▸ **Directions for this task**
Determine how many lines hold "http" and give only that number.

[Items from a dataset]
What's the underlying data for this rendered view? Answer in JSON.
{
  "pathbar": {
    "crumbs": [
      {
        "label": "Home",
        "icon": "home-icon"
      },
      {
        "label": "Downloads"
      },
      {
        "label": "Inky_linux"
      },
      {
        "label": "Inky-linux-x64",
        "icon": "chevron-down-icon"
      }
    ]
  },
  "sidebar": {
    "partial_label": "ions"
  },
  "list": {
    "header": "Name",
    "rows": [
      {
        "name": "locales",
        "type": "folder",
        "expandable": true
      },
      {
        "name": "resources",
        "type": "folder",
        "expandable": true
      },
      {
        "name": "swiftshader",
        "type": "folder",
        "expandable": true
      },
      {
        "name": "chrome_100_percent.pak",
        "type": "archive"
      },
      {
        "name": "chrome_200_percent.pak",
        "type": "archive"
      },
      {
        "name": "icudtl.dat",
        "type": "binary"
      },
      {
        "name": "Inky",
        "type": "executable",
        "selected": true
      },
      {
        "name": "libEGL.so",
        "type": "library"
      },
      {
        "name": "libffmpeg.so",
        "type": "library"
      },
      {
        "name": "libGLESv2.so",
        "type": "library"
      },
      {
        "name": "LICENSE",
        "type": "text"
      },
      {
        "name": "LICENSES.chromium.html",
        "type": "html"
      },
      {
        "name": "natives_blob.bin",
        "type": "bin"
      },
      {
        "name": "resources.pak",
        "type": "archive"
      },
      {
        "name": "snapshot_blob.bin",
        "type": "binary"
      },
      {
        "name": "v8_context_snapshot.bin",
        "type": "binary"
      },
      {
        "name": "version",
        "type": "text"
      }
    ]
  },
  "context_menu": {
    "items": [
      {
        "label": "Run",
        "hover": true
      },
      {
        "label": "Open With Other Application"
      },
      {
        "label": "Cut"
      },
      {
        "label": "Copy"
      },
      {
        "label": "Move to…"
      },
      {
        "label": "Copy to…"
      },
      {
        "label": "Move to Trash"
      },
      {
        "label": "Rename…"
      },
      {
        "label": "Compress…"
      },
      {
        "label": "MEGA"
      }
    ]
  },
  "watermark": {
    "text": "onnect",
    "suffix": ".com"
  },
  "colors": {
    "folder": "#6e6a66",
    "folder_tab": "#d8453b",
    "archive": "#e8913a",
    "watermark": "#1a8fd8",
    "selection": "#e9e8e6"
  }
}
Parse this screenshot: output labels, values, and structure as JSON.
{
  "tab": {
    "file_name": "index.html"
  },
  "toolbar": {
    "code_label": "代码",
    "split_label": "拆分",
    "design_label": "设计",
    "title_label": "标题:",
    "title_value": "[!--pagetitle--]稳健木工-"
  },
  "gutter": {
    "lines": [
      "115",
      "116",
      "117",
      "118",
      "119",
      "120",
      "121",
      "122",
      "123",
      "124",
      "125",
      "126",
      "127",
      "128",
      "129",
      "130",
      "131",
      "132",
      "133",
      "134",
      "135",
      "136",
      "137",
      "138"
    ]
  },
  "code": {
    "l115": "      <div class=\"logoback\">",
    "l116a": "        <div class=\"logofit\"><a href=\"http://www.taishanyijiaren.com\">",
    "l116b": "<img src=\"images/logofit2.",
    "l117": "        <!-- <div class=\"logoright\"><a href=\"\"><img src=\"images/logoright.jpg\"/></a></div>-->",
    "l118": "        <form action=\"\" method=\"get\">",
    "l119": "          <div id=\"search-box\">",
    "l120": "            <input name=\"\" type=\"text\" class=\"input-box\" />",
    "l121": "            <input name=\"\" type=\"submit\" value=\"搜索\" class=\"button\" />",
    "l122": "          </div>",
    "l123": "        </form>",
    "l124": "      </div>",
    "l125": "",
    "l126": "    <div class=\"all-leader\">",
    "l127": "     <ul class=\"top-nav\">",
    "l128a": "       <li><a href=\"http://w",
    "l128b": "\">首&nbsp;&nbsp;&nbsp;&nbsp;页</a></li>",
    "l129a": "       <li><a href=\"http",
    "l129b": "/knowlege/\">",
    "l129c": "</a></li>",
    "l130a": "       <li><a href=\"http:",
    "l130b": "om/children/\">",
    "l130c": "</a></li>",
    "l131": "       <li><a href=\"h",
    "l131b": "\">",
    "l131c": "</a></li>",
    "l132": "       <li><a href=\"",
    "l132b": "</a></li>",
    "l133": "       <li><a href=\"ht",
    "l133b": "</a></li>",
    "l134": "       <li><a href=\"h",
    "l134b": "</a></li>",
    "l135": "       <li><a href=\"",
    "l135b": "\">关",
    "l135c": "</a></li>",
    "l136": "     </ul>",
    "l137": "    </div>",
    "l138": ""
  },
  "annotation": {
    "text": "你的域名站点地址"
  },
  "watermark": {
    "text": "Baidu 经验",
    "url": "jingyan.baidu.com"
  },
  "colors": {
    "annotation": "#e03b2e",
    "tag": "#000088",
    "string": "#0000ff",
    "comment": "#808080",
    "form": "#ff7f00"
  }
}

▸ **Response to this task**
4